**Data supplied**
---

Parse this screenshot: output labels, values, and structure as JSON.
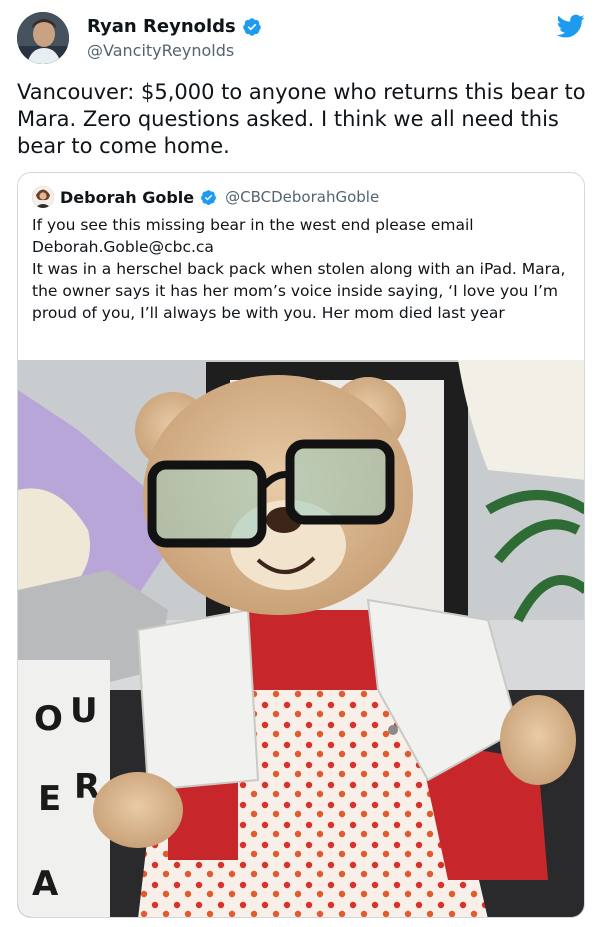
{
  "tweet": {
    "author_name": "Ryan Reynolds",
    "author_handle": "@VancityReynolds",
    "avatar_icon": "user-avatar-photo",
    "verified_icon": "verified-badge-icon",
    "platform_icon": "twitter-bird-icon",
    "text": "Vancouver: $5,000 to anyone who returns this bear to Mara. Zero questions asked. I think we all need this bear to come home."
  },
  "quoted_tweet": {
    "author_name": "Deborah Goble",
    "author_handle": "@CBCDeborahGoble",
    "verified_icon": "verified-badge-icon",
    "text": "If you see this missing bear in the west end please email Deborah.Goble@cbc.ca\nIt was in a herschel back pack when stolen along with an iPad. Mara, the owner says it has her mom’s voice inside saying, ‘I love you I’m proud of you, I’ll always be with you. Her mom died last year",
    "photo": {
      "lightbox_letters": [
        "O",
        "U",
        "E",
        "R",
        "A"
      ]
    }
  },
  "colors": {
    "twitter_blue": "#1d9bf0",
    "text_primary": "#0f1419",
    "text_secondary": "#536471",
    "border": "#cfd9de"
  }
}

---

**What the task requires**
Pull out every line containing "this".

**Answer to the task**
Parse this screenshot: output labels, values, and structure as JSON.
    "text": "Vancouver: $5,000 to anyone who returns this bear to Mara. Zero questions asked. I think we all need this bear to come home."
    "text": "If you see this missing bear in the west end please email Deborah.Goble@cbc.ca\nIt was in a herschel back pack when stolen along with an iPad. Mara, the owner says it has her mom’s voice inside saying, ‘I love you I’m proud of you, I’ll always be with you. Her mom died last year",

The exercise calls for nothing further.